[Items from a figure collection]
##############################

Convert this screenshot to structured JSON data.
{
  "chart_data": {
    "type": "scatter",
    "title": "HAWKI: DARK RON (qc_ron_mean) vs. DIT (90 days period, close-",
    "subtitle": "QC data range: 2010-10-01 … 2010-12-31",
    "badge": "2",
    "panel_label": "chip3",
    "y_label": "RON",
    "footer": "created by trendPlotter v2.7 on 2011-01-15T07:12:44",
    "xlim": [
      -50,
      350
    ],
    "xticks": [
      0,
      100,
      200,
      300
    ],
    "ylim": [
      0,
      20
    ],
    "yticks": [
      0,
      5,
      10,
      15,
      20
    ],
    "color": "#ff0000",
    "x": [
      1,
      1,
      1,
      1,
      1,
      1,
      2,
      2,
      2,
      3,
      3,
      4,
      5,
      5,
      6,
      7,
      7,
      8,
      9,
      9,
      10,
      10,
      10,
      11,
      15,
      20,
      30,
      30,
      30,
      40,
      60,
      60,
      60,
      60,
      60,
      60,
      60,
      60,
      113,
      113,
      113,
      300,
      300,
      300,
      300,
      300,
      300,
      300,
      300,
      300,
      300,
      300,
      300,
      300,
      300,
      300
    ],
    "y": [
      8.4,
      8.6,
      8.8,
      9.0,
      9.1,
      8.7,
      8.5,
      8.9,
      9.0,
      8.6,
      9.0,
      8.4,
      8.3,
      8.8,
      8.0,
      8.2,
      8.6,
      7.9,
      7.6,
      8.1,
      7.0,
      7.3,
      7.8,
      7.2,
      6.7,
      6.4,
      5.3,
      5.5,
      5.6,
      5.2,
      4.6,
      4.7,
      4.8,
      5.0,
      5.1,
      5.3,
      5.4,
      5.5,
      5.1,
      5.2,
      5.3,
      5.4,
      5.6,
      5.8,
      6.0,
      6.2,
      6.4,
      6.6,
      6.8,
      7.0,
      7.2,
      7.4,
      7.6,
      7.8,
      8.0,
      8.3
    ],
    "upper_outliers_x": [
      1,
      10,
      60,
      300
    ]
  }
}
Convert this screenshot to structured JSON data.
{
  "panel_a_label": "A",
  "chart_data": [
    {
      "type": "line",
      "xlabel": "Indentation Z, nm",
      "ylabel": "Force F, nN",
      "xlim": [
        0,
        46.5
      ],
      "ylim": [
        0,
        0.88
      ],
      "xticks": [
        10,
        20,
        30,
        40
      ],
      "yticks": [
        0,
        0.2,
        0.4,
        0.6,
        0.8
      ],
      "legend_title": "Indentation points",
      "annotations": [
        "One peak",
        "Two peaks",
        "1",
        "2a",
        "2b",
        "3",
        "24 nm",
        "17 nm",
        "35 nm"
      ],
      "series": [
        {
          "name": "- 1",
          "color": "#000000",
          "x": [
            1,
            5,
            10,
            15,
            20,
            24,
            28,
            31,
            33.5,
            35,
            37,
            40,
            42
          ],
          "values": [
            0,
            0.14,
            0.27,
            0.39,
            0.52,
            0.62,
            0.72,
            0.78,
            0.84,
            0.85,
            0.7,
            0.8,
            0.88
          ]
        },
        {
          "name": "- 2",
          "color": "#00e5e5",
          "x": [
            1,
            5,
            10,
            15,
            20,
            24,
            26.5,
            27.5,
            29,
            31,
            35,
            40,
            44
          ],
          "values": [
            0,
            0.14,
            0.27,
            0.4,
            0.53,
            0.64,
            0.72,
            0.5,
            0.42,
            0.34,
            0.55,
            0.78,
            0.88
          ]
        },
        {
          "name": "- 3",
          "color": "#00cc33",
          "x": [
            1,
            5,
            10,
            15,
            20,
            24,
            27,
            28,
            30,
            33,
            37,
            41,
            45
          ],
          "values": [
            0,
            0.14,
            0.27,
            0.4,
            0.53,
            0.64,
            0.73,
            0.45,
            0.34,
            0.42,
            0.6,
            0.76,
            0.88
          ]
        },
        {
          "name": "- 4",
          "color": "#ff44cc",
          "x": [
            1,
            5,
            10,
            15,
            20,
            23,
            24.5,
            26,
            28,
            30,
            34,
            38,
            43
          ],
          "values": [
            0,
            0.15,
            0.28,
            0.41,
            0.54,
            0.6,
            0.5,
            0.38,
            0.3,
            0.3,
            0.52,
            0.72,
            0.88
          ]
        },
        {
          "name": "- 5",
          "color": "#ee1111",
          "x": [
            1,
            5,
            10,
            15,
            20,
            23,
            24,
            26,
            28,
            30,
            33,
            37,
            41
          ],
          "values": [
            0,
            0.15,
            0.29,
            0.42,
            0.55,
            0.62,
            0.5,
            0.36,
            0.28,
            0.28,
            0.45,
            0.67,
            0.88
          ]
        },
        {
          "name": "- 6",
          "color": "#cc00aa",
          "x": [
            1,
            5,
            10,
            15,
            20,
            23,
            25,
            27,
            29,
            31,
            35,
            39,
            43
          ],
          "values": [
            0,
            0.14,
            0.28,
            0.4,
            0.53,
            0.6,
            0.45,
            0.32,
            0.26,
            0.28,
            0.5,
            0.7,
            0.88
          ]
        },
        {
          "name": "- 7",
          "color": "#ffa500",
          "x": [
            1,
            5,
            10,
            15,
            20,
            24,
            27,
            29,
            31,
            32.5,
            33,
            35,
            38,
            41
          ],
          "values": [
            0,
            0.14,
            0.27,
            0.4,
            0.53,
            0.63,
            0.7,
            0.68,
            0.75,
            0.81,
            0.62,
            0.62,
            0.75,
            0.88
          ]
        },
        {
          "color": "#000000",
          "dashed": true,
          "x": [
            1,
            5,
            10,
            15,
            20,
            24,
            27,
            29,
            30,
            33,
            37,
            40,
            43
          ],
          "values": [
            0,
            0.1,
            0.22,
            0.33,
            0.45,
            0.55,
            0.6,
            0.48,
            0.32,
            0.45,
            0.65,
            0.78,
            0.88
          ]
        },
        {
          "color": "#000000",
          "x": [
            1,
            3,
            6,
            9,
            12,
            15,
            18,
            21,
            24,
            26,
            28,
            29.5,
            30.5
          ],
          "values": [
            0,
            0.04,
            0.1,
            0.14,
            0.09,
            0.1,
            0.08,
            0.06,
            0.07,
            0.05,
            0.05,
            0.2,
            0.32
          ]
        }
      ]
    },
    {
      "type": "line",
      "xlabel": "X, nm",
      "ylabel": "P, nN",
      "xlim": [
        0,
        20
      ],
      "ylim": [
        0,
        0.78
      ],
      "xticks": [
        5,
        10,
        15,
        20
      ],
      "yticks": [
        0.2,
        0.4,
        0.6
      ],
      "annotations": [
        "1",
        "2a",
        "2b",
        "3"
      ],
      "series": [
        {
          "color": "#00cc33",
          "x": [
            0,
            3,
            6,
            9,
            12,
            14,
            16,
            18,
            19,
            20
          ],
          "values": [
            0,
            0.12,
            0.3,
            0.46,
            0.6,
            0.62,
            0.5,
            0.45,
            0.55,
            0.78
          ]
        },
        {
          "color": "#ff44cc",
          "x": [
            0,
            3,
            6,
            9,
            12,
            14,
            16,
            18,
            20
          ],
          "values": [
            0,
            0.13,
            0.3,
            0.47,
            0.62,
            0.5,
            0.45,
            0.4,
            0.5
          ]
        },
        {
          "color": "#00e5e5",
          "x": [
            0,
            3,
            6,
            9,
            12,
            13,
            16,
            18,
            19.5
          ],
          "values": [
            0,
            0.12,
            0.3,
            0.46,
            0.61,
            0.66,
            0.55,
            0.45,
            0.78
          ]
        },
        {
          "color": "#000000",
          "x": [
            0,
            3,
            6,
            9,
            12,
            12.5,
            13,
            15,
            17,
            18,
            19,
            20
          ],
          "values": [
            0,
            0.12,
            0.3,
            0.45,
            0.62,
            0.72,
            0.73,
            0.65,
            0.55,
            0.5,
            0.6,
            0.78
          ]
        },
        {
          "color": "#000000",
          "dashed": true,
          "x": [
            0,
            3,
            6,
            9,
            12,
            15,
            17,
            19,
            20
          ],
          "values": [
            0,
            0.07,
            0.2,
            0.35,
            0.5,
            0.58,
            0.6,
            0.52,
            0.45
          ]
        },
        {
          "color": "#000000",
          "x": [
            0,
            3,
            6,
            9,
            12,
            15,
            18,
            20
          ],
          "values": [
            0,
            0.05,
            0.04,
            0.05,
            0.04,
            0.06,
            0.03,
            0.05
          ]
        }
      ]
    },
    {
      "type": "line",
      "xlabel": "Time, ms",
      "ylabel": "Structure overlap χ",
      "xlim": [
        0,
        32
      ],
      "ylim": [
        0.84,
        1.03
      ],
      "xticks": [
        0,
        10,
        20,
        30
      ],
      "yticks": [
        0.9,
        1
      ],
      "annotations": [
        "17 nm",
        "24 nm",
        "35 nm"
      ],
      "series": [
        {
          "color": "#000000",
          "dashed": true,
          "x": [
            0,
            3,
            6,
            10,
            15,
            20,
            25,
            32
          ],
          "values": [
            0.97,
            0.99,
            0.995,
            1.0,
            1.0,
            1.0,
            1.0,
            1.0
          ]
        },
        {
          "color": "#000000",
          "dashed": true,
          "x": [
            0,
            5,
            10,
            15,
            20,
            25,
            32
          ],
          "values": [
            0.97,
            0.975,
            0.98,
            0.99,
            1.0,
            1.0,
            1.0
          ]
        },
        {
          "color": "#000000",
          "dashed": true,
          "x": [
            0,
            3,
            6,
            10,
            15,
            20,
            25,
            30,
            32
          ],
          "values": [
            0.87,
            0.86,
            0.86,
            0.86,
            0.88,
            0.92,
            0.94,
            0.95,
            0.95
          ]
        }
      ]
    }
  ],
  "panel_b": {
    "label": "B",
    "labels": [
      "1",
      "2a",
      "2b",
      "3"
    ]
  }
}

##############################

§ **Objective**: Copy each line of the listing in which the word "ylabel" can be found.

§ **Answer**:
      "ylabel": "Force F, nN",
      "ylabel": "P, nN",
      "ylabel": "Structure overlap χ",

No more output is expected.